● Records for processing:
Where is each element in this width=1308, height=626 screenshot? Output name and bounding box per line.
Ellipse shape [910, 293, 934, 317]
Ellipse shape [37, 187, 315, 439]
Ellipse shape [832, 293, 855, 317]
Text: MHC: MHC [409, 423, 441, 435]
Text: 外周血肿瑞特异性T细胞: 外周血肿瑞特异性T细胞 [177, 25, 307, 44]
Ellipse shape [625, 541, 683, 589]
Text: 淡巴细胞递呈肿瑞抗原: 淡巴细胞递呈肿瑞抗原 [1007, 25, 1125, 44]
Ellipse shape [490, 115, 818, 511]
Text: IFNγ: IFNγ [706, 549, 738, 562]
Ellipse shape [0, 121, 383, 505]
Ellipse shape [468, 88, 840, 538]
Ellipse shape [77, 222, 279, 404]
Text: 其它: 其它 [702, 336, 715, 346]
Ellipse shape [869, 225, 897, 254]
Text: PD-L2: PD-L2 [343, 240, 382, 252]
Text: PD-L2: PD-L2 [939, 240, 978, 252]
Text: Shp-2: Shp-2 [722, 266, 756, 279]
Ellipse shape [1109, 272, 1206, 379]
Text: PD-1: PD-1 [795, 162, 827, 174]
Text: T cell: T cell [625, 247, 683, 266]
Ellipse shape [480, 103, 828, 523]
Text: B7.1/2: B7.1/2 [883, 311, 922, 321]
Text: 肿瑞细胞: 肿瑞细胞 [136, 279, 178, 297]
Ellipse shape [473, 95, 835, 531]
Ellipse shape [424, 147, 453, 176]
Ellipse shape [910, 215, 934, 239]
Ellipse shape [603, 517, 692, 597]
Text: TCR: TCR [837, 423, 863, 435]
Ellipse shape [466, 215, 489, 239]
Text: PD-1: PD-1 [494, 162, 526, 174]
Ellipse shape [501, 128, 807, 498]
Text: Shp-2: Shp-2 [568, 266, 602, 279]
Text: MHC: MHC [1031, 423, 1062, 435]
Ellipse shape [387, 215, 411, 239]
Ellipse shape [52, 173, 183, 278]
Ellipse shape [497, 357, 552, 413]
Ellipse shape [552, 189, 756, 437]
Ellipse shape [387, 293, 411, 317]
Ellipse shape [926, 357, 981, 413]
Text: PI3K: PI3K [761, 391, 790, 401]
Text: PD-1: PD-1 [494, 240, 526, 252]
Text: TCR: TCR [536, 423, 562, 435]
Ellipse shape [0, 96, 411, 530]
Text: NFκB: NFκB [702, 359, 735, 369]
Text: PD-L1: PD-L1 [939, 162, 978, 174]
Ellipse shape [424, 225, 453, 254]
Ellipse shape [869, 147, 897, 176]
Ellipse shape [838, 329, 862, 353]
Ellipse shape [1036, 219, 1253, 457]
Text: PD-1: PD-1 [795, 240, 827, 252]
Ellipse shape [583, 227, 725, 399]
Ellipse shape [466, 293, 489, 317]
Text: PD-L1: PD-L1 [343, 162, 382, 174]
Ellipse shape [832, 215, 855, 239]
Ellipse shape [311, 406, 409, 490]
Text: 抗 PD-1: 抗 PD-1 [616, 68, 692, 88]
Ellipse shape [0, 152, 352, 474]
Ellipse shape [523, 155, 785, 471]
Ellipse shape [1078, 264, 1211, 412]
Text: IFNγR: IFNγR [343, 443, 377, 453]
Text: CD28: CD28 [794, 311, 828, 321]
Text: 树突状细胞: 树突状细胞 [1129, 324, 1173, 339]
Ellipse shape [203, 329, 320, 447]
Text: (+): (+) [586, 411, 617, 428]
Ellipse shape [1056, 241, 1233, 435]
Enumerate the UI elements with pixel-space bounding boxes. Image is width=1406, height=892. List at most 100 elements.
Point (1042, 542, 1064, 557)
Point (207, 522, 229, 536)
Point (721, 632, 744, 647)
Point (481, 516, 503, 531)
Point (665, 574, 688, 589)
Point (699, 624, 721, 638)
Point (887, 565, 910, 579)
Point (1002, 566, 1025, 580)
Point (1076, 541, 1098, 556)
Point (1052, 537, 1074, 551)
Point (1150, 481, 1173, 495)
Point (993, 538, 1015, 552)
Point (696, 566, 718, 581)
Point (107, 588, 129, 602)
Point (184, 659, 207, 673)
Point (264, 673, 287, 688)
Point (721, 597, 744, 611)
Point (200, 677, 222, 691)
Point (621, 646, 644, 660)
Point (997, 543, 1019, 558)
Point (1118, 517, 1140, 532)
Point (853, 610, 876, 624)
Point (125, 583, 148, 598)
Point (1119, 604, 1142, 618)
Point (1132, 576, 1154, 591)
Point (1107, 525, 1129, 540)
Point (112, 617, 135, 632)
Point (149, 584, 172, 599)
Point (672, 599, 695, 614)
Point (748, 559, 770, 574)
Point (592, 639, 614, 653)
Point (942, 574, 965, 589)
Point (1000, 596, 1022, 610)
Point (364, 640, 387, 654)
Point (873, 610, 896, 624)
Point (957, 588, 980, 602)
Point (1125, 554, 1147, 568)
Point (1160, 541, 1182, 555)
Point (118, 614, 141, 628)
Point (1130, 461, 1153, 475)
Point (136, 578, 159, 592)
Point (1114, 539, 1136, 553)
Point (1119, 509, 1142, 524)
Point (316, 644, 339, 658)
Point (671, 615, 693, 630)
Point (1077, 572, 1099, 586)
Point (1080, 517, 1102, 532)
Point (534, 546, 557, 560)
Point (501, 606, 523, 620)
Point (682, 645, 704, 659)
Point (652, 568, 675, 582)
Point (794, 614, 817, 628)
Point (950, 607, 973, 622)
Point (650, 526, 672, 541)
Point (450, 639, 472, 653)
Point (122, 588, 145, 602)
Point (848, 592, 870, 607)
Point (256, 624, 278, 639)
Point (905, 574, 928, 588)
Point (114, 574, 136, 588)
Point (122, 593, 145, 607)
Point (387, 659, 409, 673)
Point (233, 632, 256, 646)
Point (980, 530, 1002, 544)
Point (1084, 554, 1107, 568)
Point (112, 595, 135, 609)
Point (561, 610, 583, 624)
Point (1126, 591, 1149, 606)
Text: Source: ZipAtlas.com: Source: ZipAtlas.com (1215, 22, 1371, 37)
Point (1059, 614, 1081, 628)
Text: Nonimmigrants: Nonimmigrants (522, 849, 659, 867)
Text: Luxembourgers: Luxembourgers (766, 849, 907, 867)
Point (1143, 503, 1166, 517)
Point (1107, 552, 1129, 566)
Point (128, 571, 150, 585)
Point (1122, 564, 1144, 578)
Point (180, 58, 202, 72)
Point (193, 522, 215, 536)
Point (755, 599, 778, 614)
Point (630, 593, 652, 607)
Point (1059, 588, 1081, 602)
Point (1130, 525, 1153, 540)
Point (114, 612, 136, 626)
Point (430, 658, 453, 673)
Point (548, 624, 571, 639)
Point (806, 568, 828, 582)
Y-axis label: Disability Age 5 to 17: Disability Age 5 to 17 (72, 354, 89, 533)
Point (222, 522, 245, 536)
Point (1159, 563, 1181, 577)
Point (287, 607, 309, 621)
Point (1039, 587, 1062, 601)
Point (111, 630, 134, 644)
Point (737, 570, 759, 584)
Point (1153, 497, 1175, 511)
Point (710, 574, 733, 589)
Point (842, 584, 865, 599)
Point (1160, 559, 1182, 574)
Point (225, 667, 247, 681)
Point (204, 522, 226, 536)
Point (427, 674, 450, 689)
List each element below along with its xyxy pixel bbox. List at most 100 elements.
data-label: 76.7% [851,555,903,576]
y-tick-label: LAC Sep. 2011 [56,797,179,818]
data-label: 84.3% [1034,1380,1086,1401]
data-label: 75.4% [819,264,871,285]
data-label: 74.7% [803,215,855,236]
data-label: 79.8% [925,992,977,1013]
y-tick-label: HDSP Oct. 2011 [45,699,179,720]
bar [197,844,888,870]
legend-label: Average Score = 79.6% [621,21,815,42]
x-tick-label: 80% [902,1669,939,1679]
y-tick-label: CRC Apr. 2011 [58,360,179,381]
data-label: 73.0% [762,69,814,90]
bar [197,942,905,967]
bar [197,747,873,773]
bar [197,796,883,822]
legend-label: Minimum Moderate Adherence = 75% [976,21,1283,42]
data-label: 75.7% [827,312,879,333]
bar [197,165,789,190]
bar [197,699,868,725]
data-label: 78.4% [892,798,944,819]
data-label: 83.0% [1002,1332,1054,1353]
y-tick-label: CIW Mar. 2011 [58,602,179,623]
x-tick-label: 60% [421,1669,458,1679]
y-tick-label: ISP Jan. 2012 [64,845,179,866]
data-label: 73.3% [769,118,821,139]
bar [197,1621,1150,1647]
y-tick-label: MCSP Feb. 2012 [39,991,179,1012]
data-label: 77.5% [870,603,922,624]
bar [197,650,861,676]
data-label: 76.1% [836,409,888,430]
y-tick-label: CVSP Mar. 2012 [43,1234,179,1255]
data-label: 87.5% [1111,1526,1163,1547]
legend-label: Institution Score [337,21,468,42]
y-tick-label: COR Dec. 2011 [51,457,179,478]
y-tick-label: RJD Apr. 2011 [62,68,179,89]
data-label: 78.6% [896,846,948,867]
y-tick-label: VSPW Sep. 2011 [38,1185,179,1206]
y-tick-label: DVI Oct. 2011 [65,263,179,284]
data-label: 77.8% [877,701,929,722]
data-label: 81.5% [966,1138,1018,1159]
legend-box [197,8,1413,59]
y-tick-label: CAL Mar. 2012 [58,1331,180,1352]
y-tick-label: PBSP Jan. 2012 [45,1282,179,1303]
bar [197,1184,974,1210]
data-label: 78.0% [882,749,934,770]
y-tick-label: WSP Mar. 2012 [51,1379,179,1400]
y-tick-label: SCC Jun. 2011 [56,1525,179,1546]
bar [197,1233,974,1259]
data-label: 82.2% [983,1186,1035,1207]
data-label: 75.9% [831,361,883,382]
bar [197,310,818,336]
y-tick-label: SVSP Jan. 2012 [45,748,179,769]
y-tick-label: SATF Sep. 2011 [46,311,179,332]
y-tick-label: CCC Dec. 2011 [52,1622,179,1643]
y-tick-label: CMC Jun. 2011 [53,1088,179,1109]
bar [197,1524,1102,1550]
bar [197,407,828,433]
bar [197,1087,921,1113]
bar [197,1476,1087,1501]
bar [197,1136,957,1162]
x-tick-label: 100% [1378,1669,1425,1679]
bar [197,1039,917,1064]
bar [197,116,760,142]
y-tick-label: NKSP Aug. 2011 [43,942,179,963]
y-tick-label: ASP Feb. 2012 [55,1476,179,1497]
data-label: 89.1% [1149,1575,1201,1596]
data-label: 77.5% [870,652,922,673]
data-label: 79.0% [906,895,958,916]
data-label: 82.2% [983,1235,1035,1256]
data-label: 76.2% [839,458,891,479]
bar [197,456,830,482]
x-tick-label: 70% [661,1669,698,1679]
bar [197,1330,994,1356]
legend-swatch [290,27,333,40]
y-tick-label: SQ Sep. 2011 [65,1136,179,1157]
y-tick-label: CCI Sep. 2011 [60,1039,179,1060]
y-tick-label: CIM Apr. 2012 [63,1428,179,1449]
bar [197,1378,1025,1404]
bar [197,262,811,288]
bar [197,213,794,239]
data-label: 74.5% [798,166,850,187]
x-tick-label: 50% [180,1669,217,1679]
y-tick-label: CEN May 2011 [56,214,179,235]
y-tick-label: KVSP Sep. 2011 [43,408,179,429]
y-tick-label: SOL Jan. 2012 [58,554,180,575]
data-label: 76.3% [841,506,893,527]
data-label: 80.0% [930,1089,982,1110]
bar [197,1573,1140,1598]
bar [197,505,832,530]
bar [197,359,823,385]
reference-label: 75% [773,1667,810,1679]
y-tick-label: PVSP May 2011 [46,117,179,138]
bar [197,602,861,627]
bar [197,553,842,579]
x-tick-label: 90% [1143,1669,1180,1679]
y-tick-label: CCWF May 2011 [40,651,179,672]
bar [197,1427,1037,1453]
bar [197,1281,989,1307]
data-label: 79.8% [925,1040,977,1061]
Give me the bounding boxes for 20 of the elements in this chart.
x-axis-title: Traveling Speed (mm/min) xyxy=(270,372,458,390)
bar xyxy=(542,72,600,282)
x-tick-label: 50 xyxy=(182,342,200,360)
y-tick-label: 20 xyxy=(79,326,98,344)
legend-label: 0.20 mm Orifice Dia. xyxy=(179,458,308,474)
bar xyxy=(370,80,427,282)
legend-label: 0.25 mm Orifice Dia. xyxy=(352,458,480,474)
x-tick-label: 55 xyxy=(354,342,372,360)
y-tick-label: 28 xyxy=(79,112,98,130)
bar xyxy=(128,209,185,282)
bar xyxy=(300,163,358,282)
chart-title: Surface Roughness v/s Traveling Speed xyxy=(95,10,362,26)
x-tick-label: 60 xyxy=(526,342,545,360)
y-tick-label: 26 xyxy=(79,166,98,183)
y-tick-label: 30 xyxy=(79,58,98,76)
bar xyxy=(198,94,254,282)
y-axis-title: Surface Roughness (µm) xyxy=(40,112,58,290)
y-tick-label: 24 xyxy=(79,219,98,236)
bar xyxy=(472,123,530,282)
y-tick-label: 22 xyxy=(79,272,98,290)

● What you need to do: Rewrite everything from the start of the records down to the line containing "Ellipse shape [490, 115, 818, 511]", changing "Ellipse" to "Oval" and leaving the rest as is.

● Complete output:
Where is each element in this width=1308, height=626 screenshot? Output name and bounding box per line.
Oval shape [910, 293, 934, 317]
Oval shape [37, 187, 315, 439]
Oval shape [832, 293, 855, 317]
Text: MHC: MHC [409, 423, 441, 435]
Text: 外周血肿瑞特异性T细胞: 外周血肿瑞特异性T细胞 [177, 25, 307, 44]
Oval shape [625, 541, 683, 589]
Text: 淡巴细胞递呈肿瑞抗原: 淡巴细胞递呈肿瑞抗原 [1007, 25, 1125, 44]
Oval shape [490, 115, 818, 511]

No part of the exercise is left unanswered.